Exercise » Would you output the whole listing below, exactly as it reads?

[Stored data]
-------

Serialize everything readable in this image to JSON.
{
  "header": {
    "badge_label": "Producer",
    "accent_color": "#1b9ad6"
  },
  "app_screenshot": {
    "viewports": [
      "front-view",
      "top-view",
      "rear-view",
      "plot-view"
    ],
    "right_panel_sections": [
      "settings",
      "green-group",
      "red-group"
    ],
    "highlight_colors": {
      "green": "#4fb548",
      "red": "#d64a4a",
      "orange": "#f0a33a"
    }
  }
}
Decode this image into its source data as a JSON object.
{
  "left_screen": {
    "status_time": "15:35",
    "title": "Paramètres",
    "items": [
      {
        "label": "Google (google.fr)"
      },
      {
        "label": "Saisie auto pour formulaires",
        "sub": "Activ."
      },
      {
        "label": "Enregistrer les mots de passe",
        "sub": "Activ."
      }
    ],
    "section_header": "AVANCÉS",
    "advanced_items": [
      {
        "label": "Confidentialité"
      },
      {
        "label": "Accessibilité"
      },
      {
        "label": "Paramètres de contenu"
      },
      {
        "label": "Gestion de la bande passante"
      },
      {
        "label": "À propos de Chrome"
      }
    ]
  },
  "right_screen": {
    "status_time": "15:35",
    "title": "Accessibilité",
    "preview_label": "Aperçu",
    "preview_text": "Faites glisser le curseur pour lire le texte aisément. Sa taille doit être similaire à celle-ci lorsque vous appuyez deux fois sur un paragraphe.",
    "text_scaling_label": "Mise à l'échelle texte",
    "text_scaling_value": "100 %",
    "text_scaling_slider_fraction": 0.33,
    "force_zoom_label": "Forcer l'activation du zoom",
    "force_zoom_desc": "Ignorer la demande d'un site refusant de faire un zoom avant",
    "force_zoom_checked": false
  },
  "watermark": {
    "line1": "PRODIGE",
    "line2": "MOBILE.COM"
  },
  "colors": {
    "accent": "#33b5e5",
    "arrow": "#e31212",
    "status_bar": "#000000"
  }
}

-------

Answer to the problem »
Serialize everything readable in this image to JSON.
{
  "header": {
    "badge_label": "Producer",
    "accent_color": "#1b9ad6"
  },
  "app_screenshot": {
    "viewports": [
      "front-view",
      "top-view",
      "rear-view",
      "plot-view"
    ],
    "right_panel_sections": [
      "settings",
      "green-group",
      "red-group"
    ],
    "highlight_colors": {
      "green": "#4fb548",
      "red": "#d64a4a",
      "orange": "#f0a33a"
    }
  }
}
Decode this image into its source data as a JSON object.
{
  "left_screen": {
    "status_time": "15:35",
    "title": "Paramètres",
    "items": [
      {
        "label": "Google (google.fr)"
      },
      {
        "label": "Saisie auto pour formulaires",
        "sub": "Activ."
      },
      {
        "label": "Enregistrer les mots de passe",
        "sub": "Activ."
      }
    ],
    "section_header": "AVANCÉS",
    "advanced_items": [
      {
        "label": "Confidentialité"
      },
      {
        "label": "Accessibilité"
      },
      {
        "label": "Paramètres de contenu"
      },
      {
        "label": "Gestion de la bande passante"
      },
      {
        "label": "À propos de Chrome"
      }
    ]
  },
  "right_screen": {
    "status_time": "15:35",
    "title": "Accessibilité",
    "preview_label": "Aperçu",
    "preview_text": "Faites glisser le curseur pour lire le texte aisément. Sa taille doit être similaire à celle-ci lorsque vous appuyez deux fois sur un paragraphe.",
    "text_scaling_label": "Mise à l'échelle texte",
    "text_scaling_value": "100 %",
    "text_scaling_slider_fraction": 0.33,
    "force_zoom_label": "Forcer l'activation du zoom",
    "force_zoom_desc": "Ignorer la demande d'un site refusant de faire un zoom avant",
    "force_zoom_checked": false
  },
  "watermark": {
    "line1": "PRODIGE",
    "line2": "MOBILE.COM"
  },
  "colors": {
    "accent": "#33b5e5",
    "arrow": "#e31212",
    "status_bar": "#000000"
  }
}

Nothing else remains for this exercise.